::: Entries provided

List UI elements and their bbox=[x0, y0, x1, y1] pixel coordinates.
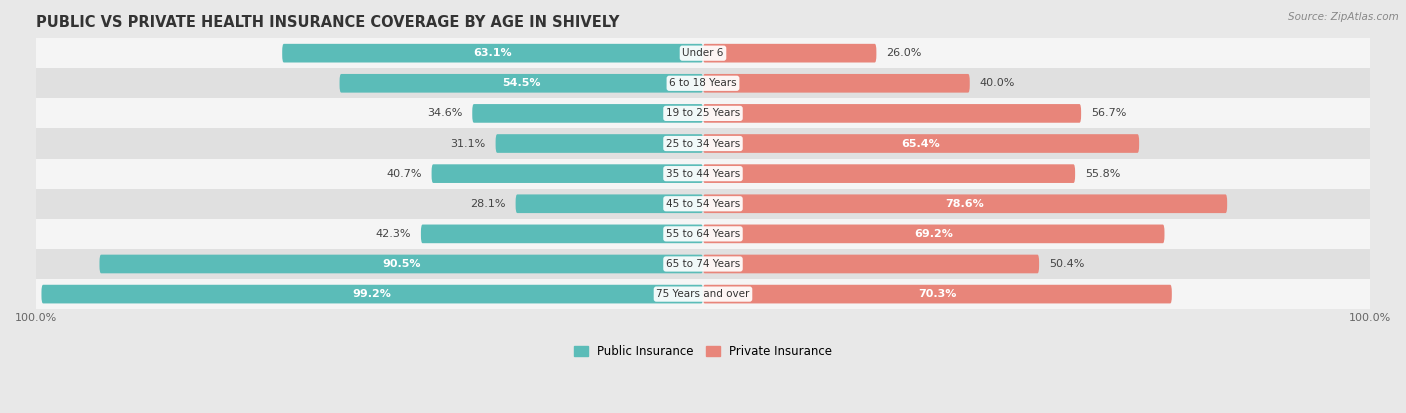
Text: Source: ZipAtlas.com: Source: ZipAtlas.com bbox=[1288, 12, 1399, 22]
FancyBboxPatch shape bbox=[703, 164, 1076, 183]
Bar bbox=[37, 68, 1369, 98]
Text: 78.6%: 78.6% bbox=[946, 199, 984, 209]
FancyBboxPatch shape bbox=[495, 134, 703, 153]
FancyBboxPatch shape bbox=[703, 225, 1164, 243]
Bar bbox=[37, 189, 1369, 219]
Bar bbox=[37, 279, 1369, 309]
Text: Under 6: Under 6 bbox=[682, 48, 724, 58]
FancyBboxPatch shape bbox=[472, 104, 703, 123]
Text: 40.7%: 40.7% bbox=[387, 169, 422, 179]
Bar bbox=[37, 38, 1369, 68]
Text: 35 to 44 Years: 35 to 44 Years bbox=[666, 169, 740, 179]
Text: 54.5%: 54.5% bbox=[502, 78, 540, 88]
FancyBboxPatch shape bbox=[283, 44, 703, 62]
FancyBboxPatch shape bbox=[703, 44, 876, 62]
Bar bbox=[37, 128, 1369, 159]
Bar bbox=[37, 219, 1369, 249]
FancyBboxPatch shape bbox=[703, 104, 1081, 123]
Bar bbox=[37, 159, 1369, 189]
Text: 26.0%: 26.0% bbox=[886, 48, 922, 58]
Text: 31.1%: 31.1% bbox=[450, 138, 485, 149]
Text: 28.1%: 28.1% bbox=[470, 199, 506, 209]
Text: 69.2%: 69.2% bbox=[914, 229, 953, 239]
Text: 65 to 74 Years: 65 to 74 Years bbox=[666, 259, 740, 269]
Text: 50.4%: 50.4% bbox=[1049, 259, 1084, 269]
Text: 56.7%: 56.7% bbox=[1091, 108, 1126, 119]
Text: 45 to 54 Years: 45 to 54 Years bbox=[666, 199, 740, 209]
FancyBboxPatch shape bbox=[703, 285, 1171, 304]
FancyBboxPatch shape bbox=[340, 74, 703, 93]
Text: 6 to 18 Years: 6 to 18 Years bbox=[669, 78, 737, 88]
FancyBboxPatch shape bbox=[703, 255, 1039, 273]
Text: 19 to 25 Years: 19 to 25 Years bbox=[666, 108, 740, 119]
Text: 55 to 64 Years: 55 to 64 Years bbox=[666, 229, 740, 239]
FancyBboxPatch shape bbox=[41, 285, 703, 304]
FancyBboxPatch shape bbox=[420, 225, 703, 243]
Text: 90.5%: 90.5% bbox=[382, 259, 420, 269]
Text: PUBLIC VS PRIVATE HEALTH INSURANCE COVERAGE BY AGE IN SHIVELY: PUBLIC VS PRIVATE HEALTH INSURANCE COVER… bbox=[37, 15, 620, 30]
Text: 34.6%: 34.6% bbox=[427, 108, 463, 119]
FancyBboxPatch shape bbox=[703, 195, 1227, 213]
Text: 55.8%: 55.8% bbox=[1085, 169, 1121, 179]
FancyBboxPatch shape bbox=[516, 195, 703, 213]
Bar bbox=[37, 98, 1369, 128]
FancyBboxPatch shape bbox=[703, 134, 1139, 153]
Text: 99.2%: 99.2% bbox=[353, 289, 392, 299]
Legend: Public Insurance, Private Insurance: Public Insurance, Private Insurance bbox=[569, 340, 837, 363]
FancyBboxPatch shape bbox=[703, 74, 970, 93]
FancyBboxPatch shape bbox=[100, 255, 703, 273]
Text: 40.0%: 40.0% bbox=[980, 78, 1015, 88]
Text: 75 Years and over: 75 Years and over bbox=[657, 289, 749, 299]
FancyBboxPatch shape bbox=[432, 164, 703, 183]
Text: 25 to 34 Years: 25 to 34 Years bbox=[666, 138, 740, 149]
Text: 65.4%: 65.4% bbox=[901, 138, 941, 149]
Bar bbox=[37, 249, 1369, 279]
Text: 70.3%: 70.3% bbox=[918, 289, 956, 299]
Text: 42.3%: 42.3% bbox=[375, 229, 411, 239]
Text: 63.1%: 63.1% bbox=[474, 48, 512, 58]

::::::

◆ **What is needed**
Copy the data line for line, beginning at the line that contains "Text: Source: ZipAtlas.com: Source: ZipAtlas.com" and stopping after the line that contains "Text: 6 to 18".

◆ **Right answer**
Text: Source: ZipAtlas.com: Source: ZipAtlas.com bbox=[1288, 12, 1399, 22]
FancyBboxPatch shape bbox=[703, 164, 1076, 183]
Bar bbox=[37, 68, 1369, 98]
Text: 78.6%: 78.6% bbox=[946, 199, 984, 209]
FancyBboxPatch shape bbox=[495, 134, 703, 153]
FancyBboxPatch shape bbox=[703, 225, 1164, 243]
Bar bbox=[37, 189, 1369, 219]
Bar bbox=[37, 279, 1369, 309]
Text: Under 6: Under 6 bbox=[682, 48, 724, 58]
FancyBboxPatch shape bbox=[472, 104, 703, 123]
Text: 40.7%: 40.7% bbox=[387, 169, 422, 179]
Bar bbox=[37, 38, 1369, 68]
Text: 35 to 44 Years: 35 to 44 Years bbox=[666, 169, 740, 179]
Text: 54.5%: 54.5% bbox=[502, 78, 540, 88]
FancyBboxPatch shape bbox=[283, 44, 703, 62]
FancyBboxPatch shape bbox=[703, 44, 876, 62]
Bar bbox=[37, 128, 1369, 159]
Bar bbox=[37, 219, 1369, 249]
FancyBboxPatch shape bbox=[703, 104, 1081, 123]
Bar bbox=[37, 159, 1369, 189]
Text: 26.0%: 26.0% bbox=[886, 48, 922, 58]
Text: 31.1%: 31.1% bbox=[450, 138, 485, 149]
Text: 28.1%: 28.1% bbox=[470, 199, 506, 209]
Text: 69.2%: 69.2% bbox=[914, 229, 953, 239]
Text: 65 to 74 Years: 65 to 74 Years bbox=[666, 259, 740, 269]
Text: 50.4%: 50.4% bbox=[1049, 259, 1084, 269]
Text: 56.7%: 56.7% bbox=[1091, 108, 1126, 119]
Text: 45 to 54 Years: 45 to 54 Years bbox=[666, 199, 740, 209]
FancyBboxPatch shape bbox=[703, 285, 1171, 304]
FancyBboxPatch shape bbox=[340, 74, 703, 93]
Text: 6 to 18 Years: 6 to 18 Years bbox=[669, 78, 737, 88]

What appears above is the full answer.